INPUT ROWS>
===

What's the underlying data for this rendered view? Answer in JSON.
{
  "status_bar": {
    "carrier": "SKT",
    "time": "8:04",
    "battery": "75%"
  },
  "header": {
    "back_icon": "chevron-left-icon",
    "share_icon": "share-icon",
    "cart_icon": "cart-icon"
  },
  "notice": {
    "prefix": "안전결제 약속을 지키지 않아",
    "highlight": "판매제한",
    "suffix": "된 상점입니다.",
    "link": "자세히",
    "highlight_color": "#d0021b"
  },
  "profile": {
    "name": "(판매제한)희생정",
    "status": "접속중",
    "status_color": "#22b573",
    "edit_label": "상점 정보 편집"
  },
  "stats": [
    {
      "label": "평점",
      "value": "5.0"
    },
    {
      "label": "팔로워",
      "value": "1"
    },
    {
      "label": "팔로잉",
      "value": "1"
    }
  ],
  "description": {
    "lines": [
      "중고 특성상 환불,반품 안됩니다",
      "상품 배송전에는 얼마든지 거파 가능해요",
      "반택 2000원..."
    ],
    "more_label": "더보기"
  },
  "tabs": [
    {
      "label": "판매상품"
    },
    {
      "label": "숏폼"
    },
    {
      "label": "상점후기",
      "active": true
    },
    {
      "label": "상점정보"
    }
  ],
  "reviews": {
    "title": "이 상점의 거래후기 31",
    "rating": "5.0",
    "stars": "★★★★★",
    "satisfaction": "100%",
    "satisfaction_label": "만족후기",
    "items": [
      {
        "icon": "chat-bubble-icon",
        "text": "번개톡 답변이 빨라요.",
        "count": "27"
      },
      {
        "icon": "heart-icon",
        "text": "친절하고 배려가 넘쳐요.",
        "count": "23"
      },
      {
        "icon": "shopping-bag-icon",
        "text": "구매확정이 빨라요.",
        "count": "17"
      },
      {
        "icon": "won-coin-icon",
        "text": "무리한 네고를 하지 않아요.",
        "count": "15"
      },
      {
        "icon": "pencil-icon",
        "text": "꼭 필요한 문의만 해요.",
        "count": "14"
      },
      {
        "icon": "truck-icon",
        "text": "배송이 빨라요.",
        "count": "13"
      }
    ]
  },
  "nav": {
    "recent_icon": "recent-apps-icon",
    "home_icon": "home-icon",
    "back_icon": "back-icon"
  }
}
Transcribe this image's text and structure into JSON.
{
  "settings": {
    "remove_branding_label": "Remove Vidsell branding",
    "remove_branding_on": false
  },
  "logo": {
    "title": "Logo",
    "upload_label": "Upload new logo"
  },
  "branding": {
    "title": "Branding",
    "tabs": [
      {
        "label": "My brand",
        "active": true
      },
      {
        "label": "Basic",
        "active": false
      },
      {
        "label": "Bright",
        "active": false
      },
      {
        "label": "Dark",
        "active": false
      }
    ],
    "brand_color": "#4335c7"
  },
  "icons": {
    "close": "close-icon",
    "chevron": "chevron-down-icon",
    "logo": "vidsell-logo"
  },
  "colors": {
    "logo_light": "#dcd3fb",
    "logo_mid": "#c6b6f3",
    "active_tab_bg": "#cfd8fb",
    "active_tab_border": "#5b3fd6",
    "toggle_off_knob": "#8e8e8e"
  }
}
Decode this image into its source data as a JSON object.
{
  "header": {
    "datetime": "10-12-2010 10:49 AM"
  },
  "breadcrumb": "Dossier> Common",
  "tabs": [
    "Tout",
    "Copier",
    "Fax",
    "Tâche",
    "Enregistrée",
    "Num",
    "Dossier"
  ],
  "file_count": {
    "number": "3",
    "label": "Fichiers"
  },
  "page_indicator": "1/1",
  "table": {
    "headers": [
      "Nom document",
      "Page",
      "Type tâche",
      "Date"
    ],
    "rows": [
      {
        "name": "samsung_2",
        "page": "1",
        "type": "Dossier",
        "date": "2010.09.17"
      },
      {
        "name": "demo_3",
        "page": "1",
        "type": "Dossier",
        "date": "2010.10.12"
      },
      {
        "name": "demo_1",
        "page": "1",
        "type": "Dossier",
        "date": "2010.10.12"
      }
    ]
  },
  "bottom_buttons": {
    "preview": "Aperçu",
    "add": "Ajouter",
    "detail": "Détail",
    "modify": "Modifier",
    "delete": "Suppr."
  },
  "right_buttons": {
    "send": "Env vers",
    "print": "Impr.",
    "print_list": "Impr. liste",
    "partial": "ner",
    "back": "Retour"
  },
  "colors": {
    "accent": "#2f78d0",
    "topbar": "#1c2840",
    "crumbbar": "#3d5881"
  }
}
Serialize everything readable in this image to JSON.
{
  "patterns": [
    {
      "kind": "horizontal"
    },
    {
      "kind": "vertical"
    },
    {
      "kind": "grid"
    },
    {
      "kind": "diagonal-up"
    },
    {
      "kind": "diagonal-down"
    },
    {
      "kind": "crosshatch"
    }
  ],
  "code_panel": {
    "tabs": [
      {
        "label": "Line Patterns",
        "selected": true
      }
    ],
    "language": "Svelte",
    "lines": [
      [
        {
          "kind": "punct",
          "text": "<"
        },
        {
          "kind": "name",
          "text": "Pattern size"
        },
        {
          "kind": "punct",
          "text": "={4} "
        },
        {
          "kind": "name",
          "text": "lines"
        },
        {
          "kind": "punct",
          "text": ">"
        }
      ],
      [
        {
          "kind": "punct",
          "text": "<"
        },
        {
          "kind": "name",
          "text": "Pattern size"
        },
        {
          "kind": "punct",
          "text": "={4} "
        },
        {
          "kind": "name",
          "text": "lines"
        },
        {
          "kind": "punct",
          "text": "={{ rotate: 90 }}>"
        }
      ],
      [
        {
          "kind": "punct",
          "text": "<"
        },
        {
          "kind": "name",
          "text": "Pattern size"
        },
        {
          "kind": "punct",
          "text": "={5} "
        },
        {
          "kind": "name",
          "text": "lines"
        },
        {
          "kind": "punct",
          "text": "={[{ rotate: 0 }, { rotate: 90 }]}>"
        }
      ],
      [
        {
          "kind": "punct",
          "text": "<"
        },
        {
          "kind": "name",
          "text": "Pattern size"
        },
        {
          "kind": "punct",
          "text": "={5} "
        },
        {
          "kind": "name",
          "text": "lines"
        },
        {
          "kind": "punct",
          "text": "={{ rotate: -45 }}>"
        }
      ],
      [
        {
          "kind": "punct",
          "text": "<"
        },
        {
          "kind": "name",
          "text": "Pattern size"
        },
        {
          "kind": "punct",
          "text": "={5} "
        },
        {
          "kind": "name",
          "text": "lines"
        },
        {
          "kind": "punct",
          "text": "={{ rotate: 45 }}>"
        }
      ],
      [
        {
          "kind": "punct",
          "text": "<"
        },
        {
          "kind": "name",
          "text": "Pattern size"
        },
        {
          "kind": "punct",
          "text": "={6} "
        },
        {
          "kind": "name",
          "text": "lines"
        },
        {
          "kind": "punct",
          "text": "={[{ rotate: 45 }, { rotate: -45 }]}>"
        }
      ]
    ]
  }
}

===

Restate the data above word for word.

RESULT OF THIS EXERCISE>
What's the underlying data for this rendered view? Answer in JSON.
{
  "status_bar": {
    "carrier": "SKT",
    "time": "8:04",
    "battery": "75%"
  },
  "header": {
    "back_icon": "chevron-left-icon",
    "share_icon": "share-icon",
    "cart_icon": "cart-icon"
  },
  "notice": {
    "prefix": "안전결제 약속을 지키지 않아",
    "highlight": "판매제한",
    "suffix": "된 상점입니다.",
    "link": "자세히",
    "highlight_color": "#d0021b"
  },
  "profile": {
    "name": "(판매제한)희생정",
    "status": "접속중",
    "status_color": "#22b573",
    "edit_label": "상점 정보 편집"
  },
  "stats": [
    {
      "label": "평점",
      "value": "5.0"
    },
    {
      "label": "팔로워",
      "value": "1"
    },
    {
      "label": "팔로잉",
      "value": "1"
    }
  ],
  "description": {
    "lines": [
      "중고 특성상 환불,반품 안됩니다",
      "상품 배송전에는 얼마든지 거파 가능해요",
      "반택 2000원..."
    ],
    "more_label": "더보기"
  },
  "tabs": [
    {
      "label": "판매상품"
    },
    {
      "label": "숏폼"
    },
    {
      "label": "상점후기",
      "active": true
    },
    {
      "label": "상점정보"
    }
  ],
  "reviews": {
    "title": "이 상점의 거래후기 31",
    "rating": "5.0",
    "stars": "★★★★★",
    "satisfaction": "100%",
    "satisfaction_label": "만족후기",
    "items": [
      {
        "icon": "chat-bubble-icon",
        "text": "번개톡 답변이 빨라요.",
        "count": "27"
      },
      {
        "icon": "heart-icon",
        "text": "친절하고 배려가 넘쳐요.",
        "count": "23"
      },
      {
        "icon": "shopping-bag-icon",
        "text": "구매확정이 빨라요.",
        "count": "17"
      },
      {
        "icon": "won-coin-icon",
        "text": "무리한 네고를 하지 않아요.",
        "count": "15"
      },
      {
        "icon": "pencil-icon",
        "text": "꼭 필요한 문의만 해요.",
        "count": "14"
      },
      {
        "icon": "truck-icon",
        "text": "배송이 빨라요.",
        "count": "13"
      }
    ]
  },
  "nav": {
    "recent_icon": "recent-apps-icon",
    "home_icon": "home-icon",
    "back_icon": "back-icon"
  }
}
Transcribe this image's text and structure into JSON.
{
  "settings": {
    "remove_branding_label": "Remove Vidsell branding",
    "remove_branding_on": false
  },
  "logo": {
    "title": "Logo",
    "upload_label": "Upload new logo"
  },
  "branding": {
    "title": "Branding",
    "tabs": [
      {
        "label": "My brand",
        "active": true
      },
      {
        "label": "Basic",
        "active": false
      },
      {
        "label": "Bright",
        "active": false
      },
      {
        "label": "Dark",
        "active": false
      }
    ],
    "brand_color": "#4335c7"
  },
  "icons": {
    "close": "close-icon",
    "chevron": "chevron-down-icon",
    "logo": "vidsell-logo"
  },
  "colors": {
    "logo_light": "#dcd3fb",
    "logo_mid": "#c6b6f3",
    "active_tab_bg": "#cfd8fb",
    "active_tab_border": "#5b3fd6",
    "toggle_off_knob": "#8e8e8e"
  }
}
Decode this image into its source data as a JSON object.
{
  "header": {
    "datetime": "10-12-2010 10:49 AM"
  },
  "breadcrumb": "Dossier> Common",
  "tabs": [
    "Tout",
    "Copier",
    "Fax",
    "Tâche",
    "Enregistrée",
    "Num",
    "Dossier"
  ],
  "file_count": {
    "number": "3",
    "label": "Fichiers"
  },
  "page_indicator": "1/1",
  "table": {
    "headers": [
      "Nom document",
      "Page",
      "Type tâche",
      "Date"
    ],
    "rows": [
      {
        "name": "samsung_2",
        "page": "1",
        "type": "Dossier",
        "date": "2010.09.17"
      },
      {
        "name": "demo_3",
        "page": "1",
        "type": "Dossier",
        "date": "2010.10.12"
      },
      {
        "name": "demo_1",
        "page": "1",
        "type": "Dossier",
        "date": "2010.10.12"
      }
    ]
  },
  "bottom_buttons": {
    "preview": "Aperçu",
    "add": "Ajouter",
    "detail": "Détail",
    "modify": "Modifier",
    "delete": "Suppr."
  },
  "right_buttons": {
    "send": "Env vers",
    "print": "Impr.",
    "print_list": "Impr. liste",
    "partial": "ner",
    "back": "Retour"
  },
  "colors": {
    "accent": "#2f78d0",
    "topbar": "#1c2840",
    "crumbbar": "#3d5881"
  }
}
Serialize everything readable in this image to JSON.
{
  "patterns": [
    {
      "kind": "horizontal"
    },
    {
      "kind": "vertical"
    },
    {
      "kind": "grid"
    },
    {
      "kind": "diagonal-up"
    },
    {
      "kind": "diagonal-down"
    },
    {
      "kind": "crosshatch"
    }
  ],
  "code_panel": {
    "tabs": [
      {
        "label": "Line Patterns",
        "selected": true
      }
    ],
    "language": "Svelte",
    "lines": [
      [
        {
          "kind": "punct",
          "text": "<"
        },
        {
          "kind": "name",
          "text": "Pattern size"
        },
        {
          "kind": "punct",
          "text": "={4} "
        },
        {
          "kind": "name",
          "text": "lines"
        },
        {
          "kind": "punct",
          "text": ">"
        }
      ],
      [
        {
          "kind": "punct",
          "text": "<"
        },
        {
          "kind": "name",
          "text": "Pattern size"
        },
        {
          "kind": "punct",
          "text": "={4} "
        },
        {
          "kind": "name",
          "text": "lines"
        },
        {
          "kind": "punct",
          "text": "={{ rotate: 90 }}>"
        }
      ],
      [
        {
          "kind": "punct",
          "text": "<"
        },
        {
          "kind": "name",
          "text": "Pattern size"
        },
        {
          "kind": "punct",
          "text": "={5} "
        },
        {
          "kind": "name",
          "text": "lines"
        },
        {
          "kind": "punct",
          "text": "={[{ rotate: 0 }, { rotate: 90 }]}>"
        }
      ],
      [
        {
          "kind": "punct",
          "text": "<"
        },
        {
          "kind": "name",
          "text": "Pattern size"
        },
        {
          "kind": "punct",
          "text": "={5} "
        },
        {
          "kind": "name",
          "text": "lines"
        },
        {
          "kind": "punct",
          "text": "={{ rotate: -45 }}>"
        }
      ],
      [
        {
          "kind": "punct",
          "text": "<"
        },
        {
          "kind": "name",
          "text": "Pattern size"
        },
        {
          "kind": "punct",
          "text": "={5} "
        },
        {
          "kind": "name",
          "text": "lines"
        },
        {
          "kind": "punct",
          "text": "={{ rotate: 45 }}>"
        }
      ],
      [
        {
          "kind": "punct",
          "text": "<"
        },
        {
          "kind": "name",
          "text": "Pattern size"
        },
        {
          "kind": "punct",
          "text": "={6} "
        },
        {
          "kind": "name",
          "text": "lines"
        },
        {
          "kind": "punct",
          "text": "={[{ rotate: 45 }, { rotate: -45 }]}>"
        }
      ]
    ]
  }
}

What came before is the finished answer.